What is required. Locate each line of the material that contains "analysis", then return it.
* * *
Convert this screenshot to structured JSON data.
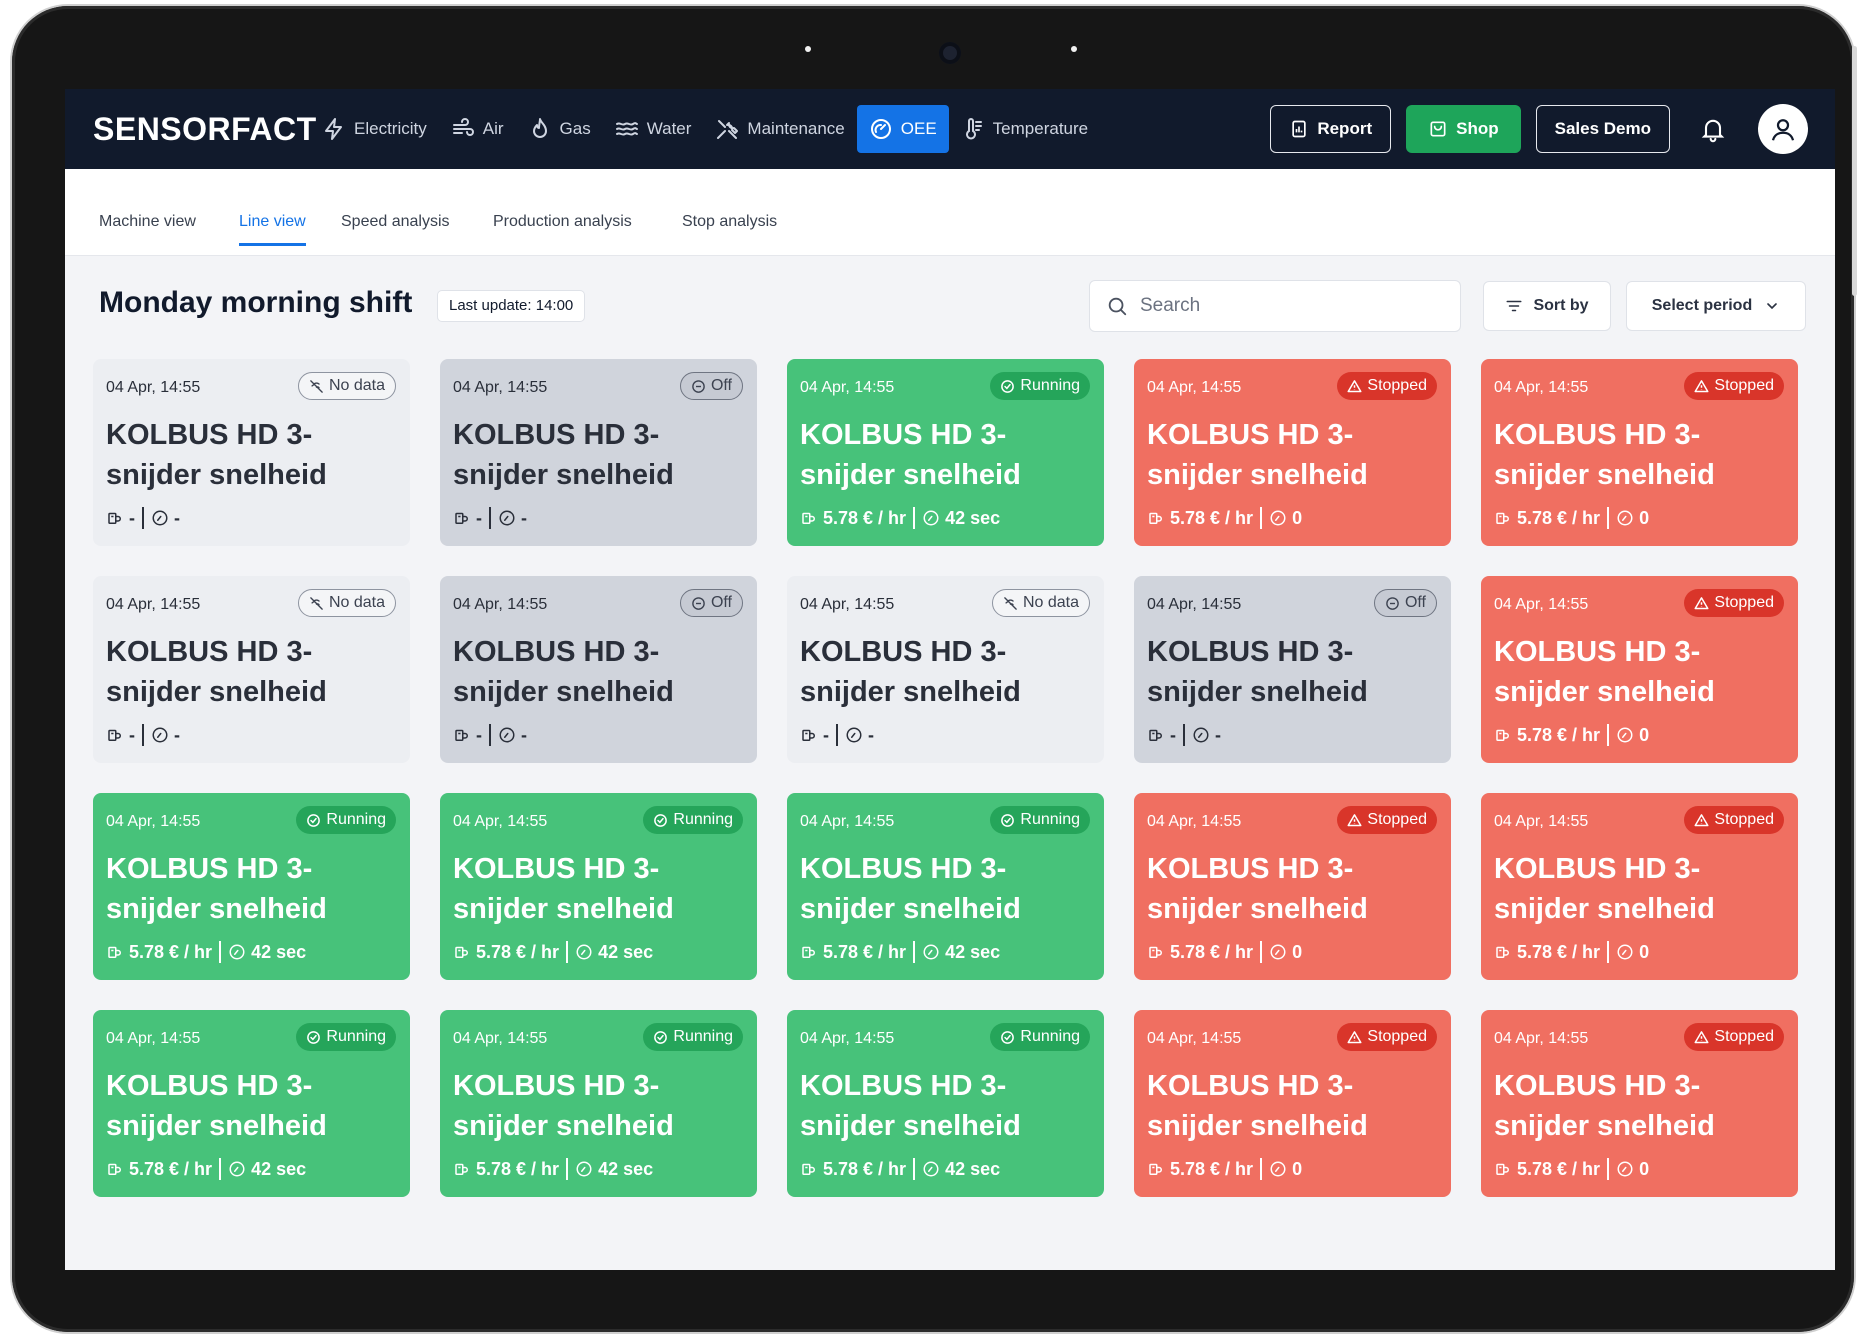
{
  "app": {
    "logo": "SENSORFACT"
  },
  "nav": {
    "items": [
      {
        "label": "Electricity",
        "icon": "bolt-icon"
      },
      {
        "label": "Air",
        "icon": "air-icon"
      },
      {
        "label": "Gas",
        "icon": "flame-icon"
      },
      {
        "label": "Water",
        "icon": "water-icon"
      },
      {
        "label": "Maintenance",
        "icon": "wrench-icon"
      },
      {
        "label": "OEE",
        "icon": "gauge-icon",
        "active": true
      },
      {
        "label": "Temperature",
        "icon": "thermometer-icon"
      }
    ],
    "report_label": "Report",
    "shop_label": "Shop",
    "account_label": "Sales Demo"
  },
  "tabs": [
    {
      "label": "Machine view"
    },
    {
      "label": "Line view",
      "active": true
    },
    {
      "label": "Speed analysis"
    },
    {
      "label": "Production analysis"
    },
    {
      "label": "Stop analysis"
    }
  ],
  "header": {
    "title": "Monday morning shift",
    "last_update": "Last update: 14:00",
    "search_placeholder": "Search",
    "sort_label": "Sort by",
    "period_label": "Select period"
  },
  "colors": {
    "nav_bg": "#111a2c",
    "accent": "#1473e6",
    "running": "#47c27a",
    "stopped": "#f06f61",
    "off": "#d0d4dc",
    "no_data": "#eceef2"
  },
  "cards": [
    {
      "status": "nodata",
      "badge": "No data",
      "time": "04 Apr, 14:55",
      "title": "KOLBUS HD 3-snijder snelheid",
      "cost": "-",
      "duration": "-"
    },
    {
      "status": "off",
      "badge": "Off",
      "time": "04 Apr, 14:55",
      "title": "KOLBUS HD 3-snijder snelheid",
      "cost": "-",
      "duration": "-"
    },
    {
      "status": "running",
      "badge": "Running",
      "time": "04 Apr, 14:55",
      "title": "KOLBUS HD 3-snijder snelheid",
      "cost": "5.78 € / hr",
      "duration": "42 sec"
    },
    {
      "status": "stopped",
      "badge": "Stopped",
      "time": "04 Apr, 14:55",
      "title": "KOLBUS HD 3-snijder snelheid",
      "cost": "5.78 € / hr",
      "duration": "0"
    },
    {
      "status": "stopped",
      "badge": "Stopped",
      "time": "04 Apr, 14:55",
      "title": "KOLBUS HD 3-snijder snelheid",
      "cost": "5.78 € / hr",
      "duration": "0"
    },
    {
      "status": "nodata",
      "badge": "No data",
      "time": "04 Apr, 14:55",
      "title": "KOLBUS HD 3-snijder snelheid",
      "cost": "-",
      "duration": "-"
    },
    {
      "status": "off",
      "badge": "Off",
      "time": "04 Apr, 14:55",
      "title": "KOLBUS HD 3-snijder snelheid",
      "cost": "-",
      "duration": "-"
    },
    {
      "status": "nodata",
      "badge": "No data",
      "time": "04 Apr, 14:55",
      "title": "KOLBUS HD 3-snijder snelheid",
      "cost": "-",
      "duration": "-"
    },
    {
      "status": "off",
      "badge": "Off",
      "time": "04 Apr, 14:55",
      "title": "KOLBUS HD 3-snijder snelheid",
      "cost": "-",
      "duration": "-"
    },
    {
      "status": "stopped",
      "badge": "Stopped",
      "time": "04 Apr, 14:55",
      "title": "KOLBUS HD 3-snijder snelheid",
      "cost": "5.78 € / hr",
      "duration": "0"
    },
    {
      "status": "running",
      "badge": "Running",
      "time": "04 Apr, 14:55",
      "title": "KOLBUS HD 3-snijder snelheid",
      "cost": "5.78 € / hr",
      "duration": "42 sec"
    },
    {
      "status": "running",
      "badge": "Running",
      "time": "04 Apr, 14:55",
      "title": "KOLBUS HD 3-snijder snelheid",
      "cost": "5.78 € / hr",
      "duration": "42 sec"
    },
    {
      "status": "running",
      "badge": "Running",
      "time": "04 Apr, 14:55",
      "title": "KOLBUS HD 3-snijder snelheid",
      "cost": "5.78 € / hr",
      "duration": "42 sec"
    },
    {
      "status": "stopped",
      "badge": "Stopped",
      "time": "04 Apr, 14:55",
      "title": "KOLBUS HD 3-snijder snelheid",
      "cost": "5.78 € / hr",
      "duration": "0"
    },
    {
      "status": "stopped",
      "badge": "Stopped",
      "time": "04 Apr, 14:55",
      "title": "KOLBUS HD 3-snijder snelheid",
      "cost": "5.78 € / hr",
      "duration": "0"
    },
    {
      "status": "running",
      "badge": "Running",
      "time": "04 Apr, 14:55",
      "title": "KOLBUS HD 3-snijder snelheid",
      "cost": "5.78 € / hr",
      "duration": "42 sec"
    },
    {
      "status": "running",
      "badge": "Running",
      "time": "04 Apr, 14:55",
      "title": "KOLBUS HD 3-snijder snelheid",
      "cost": "5.78 € / hr",
      "duration": "42 sec"
    },
    {
      "status": "running",
      "badge": "Running",
      "time": "04 Apr, 14:55",
      "title": "KOLBUS HD 3-snijder snelheid",
      "cost": "5.78 € / hr",
      "duration": "42 sec"
    },
    {
      "status": "stopped",
      "badge": "Stopped",
      "time": "04 Apr, 14:55",
      "title": "KOLBUS HD 3-snijder snelheid",
      "cost": "5.78 € / hr",
      "duration": "0"
    },
    {
      "status": "stopped",
      "badge": "Stopped",
      "time": "04 Apr, 14:55",
      "title": "KOLBUS HD 3-snijder snelheid",
      "cost": "5.78 € / hr",
      "duration": "0"
    }
  ]
}
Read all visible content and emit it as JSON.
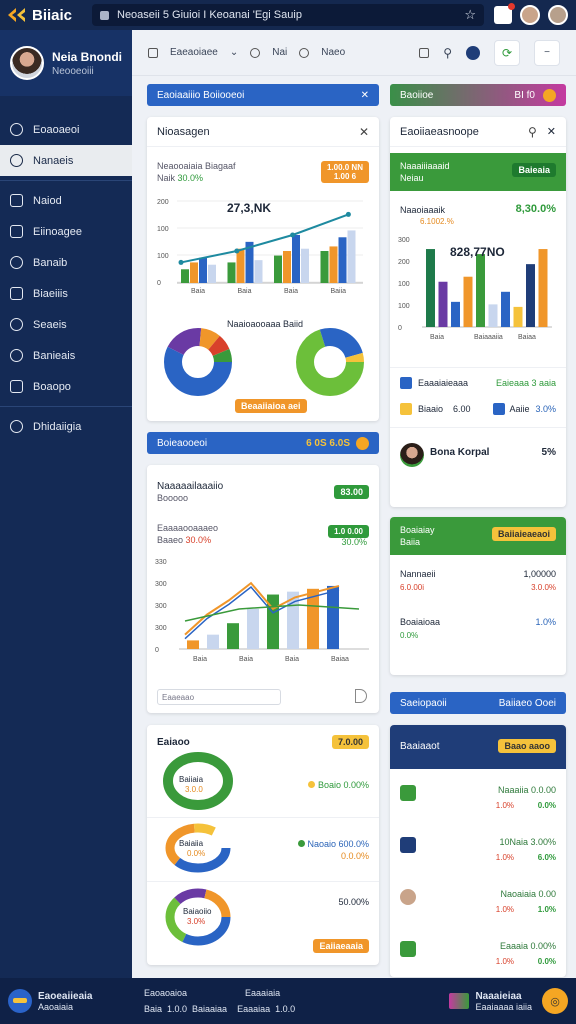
{
  "app": {
    "title": "Biiaic"
  },
  "urlbar": {
    "text": "Neoaseii 5 Giuioi I Keoanai 'Egi Sauip"
  },
  "profile": {
    "name": "Neia Bnondi",
    "sub": "Neooeoiii"
  },
  "sidebar": {
    "items": [
      {
        "label": "Eoaoaeoi"
      },
      {
        "label": "Nanaeis"
      },
      {
        "label": "Naiod"
      },
      {
        "label": "Eiinoagee"
      },
      {
        "label": "Banaib"
      },
      {
        "label": "Biaeiiis"
      },
      {
        "label": "Seaeis"
      },
      {
        "label": "Banieais"
      },
      {
        "label": "Boaopo"
      },
      {
        "label": "Dhidaiigia"
      }
    ]
  },
  "toolbar": {
    "label1": "Eaeaoiaee",
    "label2": "Nai",
    "label3": "Naeo"
  },
  "banners": {
    "blue_top": "Eaoiaaiiio Boiiooeoi",
    "pink_top": "Baoiioe",
    "pink_vals": "BI  f0",
    "blue_mid": "Boieaooeoi",
    "blue_mid_val": "6 0S 6.0S",
    "blue_right": "Saeiopaoii",
    "blue_right_val": "Baiiaeo Ooei"
  },
  "card1": {
    "title": "Nioasagen",
    "subtitle": "Neaooaiaia Biagaaf",
    "subline": "Naik",
    "subline_pct": "30.0%",
    "badge": "1.00.0 NN\n1.00 6",
    "value": "27,3,NK",
    "pie_title": "Naaioaooaaa Baiid",
    "button": "Beaaiiaioa aei"
  },
  "card2": {
    "title": "Eaoiiaeasnoope",
    "head": "Naaaiiiaaaid",
    "head_sub": "Neiau",
    "head_btn": "Baieaia",
    "metric_label": "Naaoiaaaik",
    "metric_pct": "6.1002.%",
    "metric_big": "8,30.0%",
    "value": "828,77NO",
    "row1_label": "Eaaaiaieaaa",
    "row1_val": "Eaieaaa 3 aaia",
    "row2_a": "Biaaio",
    "row2_b": "6.00",
    "row2_c": "Aaiie",
    "row2_d": "3.0%",
    "person_name": "Bona Korpal",
    "person_pct": "5%"
  },
  "card3": {
    "title": "Naaaaailaaaiio",
    "sub": "Booooo",
    "badge": "83.00",
    "label": "Eaaaaooaaaeo",
    "label_sub": "Baaeo",
    "pct": "30.0%",
    "badge2": "1.0 0.00",
    "pct2": "30.0%",
    "search_placeholder": "Eaaeaao"
  },
  "card4": {
    "head": "Boaiaiay",
    "head_sub": "Baiia",
    "btn": "Baiiaieaeaoi",
    "r1_label": "Nannaeii",
    "r1_val": "1,00000",
    "r1_sub": "6.0.00i",
    "r1_pct": "3.0.0%",
    "r2_label": "Boaiaioaa",
    "r2_sub": "0.0%",
    "r2_pct": "1.0%"
  },
  "card5": {
    "title": "Eaiaoo",
    "badge": "7.0.00",
    "r1_in": "Baiiaia",
    "r1_in2": "3.0.0",
    "r1_label": "Boaio 0.00%",
    "r2_in": "Baiaiia",
    "r2_in2": "0.0%",
    "r2_label": "Naoaio 600.0%",
    "r2_pct": "0.0.0%",
    "r3_in": "Baiaoiio",
    "r3_in2": "3.0%",
    "r3_val": "50.00%",
    "r3_btn": "Eaiiaeaaia"
  },
  "card6": {
    "title": "Baaiaaot",
    "btn": "Baao aaoo",
    "rows": [
      {
        "label": "Naaaiia 0.0.00",
        "a": "1.0%",
        "b": "0.0%"
      },
      {
        "label": "10Naia 3.00%",
        "a": "1.0%",
        "b": "6.0%"
      },
      {
        "label": "Naoaiaia 0.00",
        "a": "1.0%",
        "b": "1.0%"
      },
      {
        "label": "Eaaaia 0.00%",
        "a": "1.0%",
        "b": "0.0%"
      }
    ]
  },
  "footer": {
    "brand": "Eaoeaiieaia",
    "brand_sub": "Aaoaiaia",
    "col1": "Eaoaoaioa",
    "col2": "Eaaaiaia",
    "links": "Baia  1.0.0  Baiaaiaa    Eaaaiaa  1.0.0",
    "right": "Naaaieiaa",
    "right_sub": "Eaaiaaaa iaiia"
  },
  "chart_data": [
    {
      "type": "bar",
      "categories": [
        "Baia",
        "Baia",
        "Baia",
        "Baiia"
      ],
      "series": [
        {
          "values": [
            12,
            18,
            24,
            28
          ]
        },
        {
          "values": [
            18,
            30,
            28,
            32
          ]
        },
        {
          "values": [
            22,
            36,
            42,
            40
          ]
        },
        {
          "values": [
            16,
            20,
            30,
            46
          ]
        }
      ],
      "line": [
        18,
        28,
        42,
        60
      ],
      "yticks": [
        "200",
        "100",
        "100",
        "0"
      ]
    },
    {
      "type": "bar",
      "categories": [
        "Baia",
        "Baiaaaiia",
        "Baiaa"
      ],
      "values": [
        62,
        36,
        20,
        40,
        58,
        18,
        28,
        16,
        50,
        62
      ],
      "yticks": [
        "300",
        "200",
        "100",
        "100",
        "0"
      ]
    },
    {
      "type": "line",
      "categories": [
        "Baia",
        "Baia",
        "Baia",
        "Baiaa"
      ],
      "values": [
        10,
        24,
        34,
        46,
        28,
        36,
        40,
        44
      ],
      "yticks": [
        "330",
        "300",
        "300",
        "300",
        "0"
      ]
    }
  ],
  "colors": {
    "navy": "#142a55",
    "green": "#2f9a3b",
    "orange": "#f0962a",
    "blue": "#2a64b8",
    "pink": "#c43aa0"
  }
}
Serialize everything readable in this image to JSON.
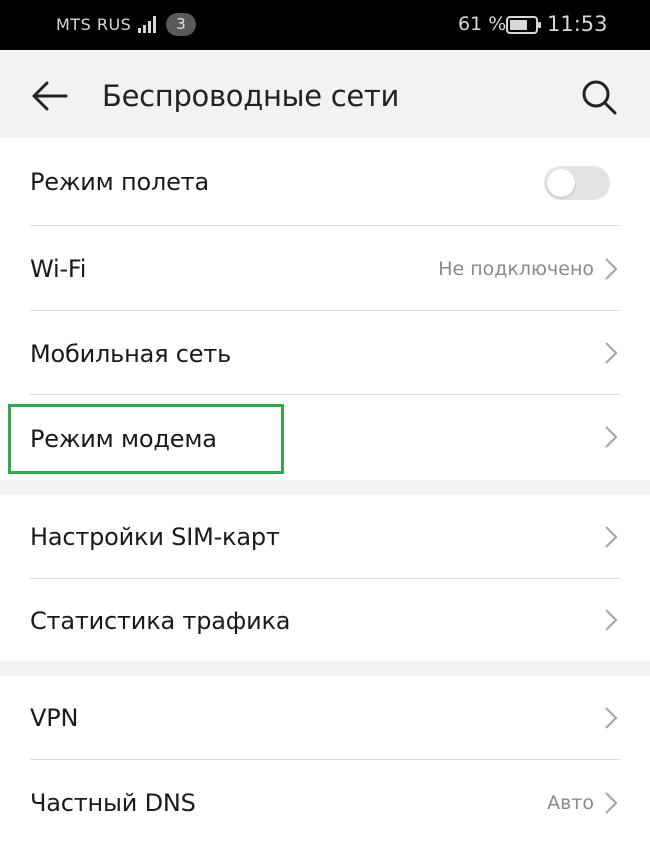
{
  "status_bar": {
    "carrier": "MTS RUS",
    "sim_badge": "3",
    "battery_percent": "61 %",
    "time": "11:53",
    "signal_icon": "signal-bars-icon",
    "battery_icon": "battery-icon"
  },
  "header": {
    "title": "Беспроводные сети",
    "back_icon": "arrow-left-icon",
    "search_icon": "search-icon"
  },
  "settings": {
    "airplane": {
      "label": "Режим полета",
      "toggle_on": false
    },
    "wifi": {
      "label": "Wi-Fi",
      "value": "Не подключено"
    },
    "mobile_network": {
      "label": "Мобильная сеть"
    },
    "tethering": {
      "label": "Режим модема",
      "highlighted": true
    },
    "sim_settings": {
      "label": "Настройки SIM-карт"
    },
    "traffic_stats": {
      "label": "Статистика трафика"
    },
    "vpn": {
      "label": "VPN"
    },
    "private_dns": {
      "label": "Частный DNS",
      "value": "Авто"
    }
  },
  "colors": {
    "highlight": "#2fa84f",
    "status_bar_bg": "#000000",
    "header_bg": "#f2f2f2"
  }
}
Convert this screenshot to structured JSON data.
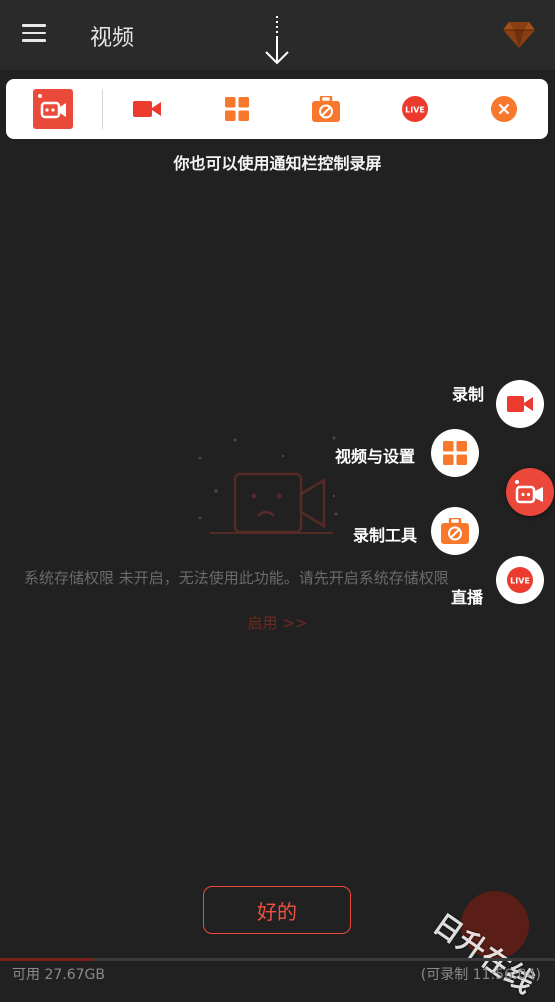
* * *
The completed task.
      "label": "Speed analysis"
      "label": "Production analysis"
      "label": "Stop analysis"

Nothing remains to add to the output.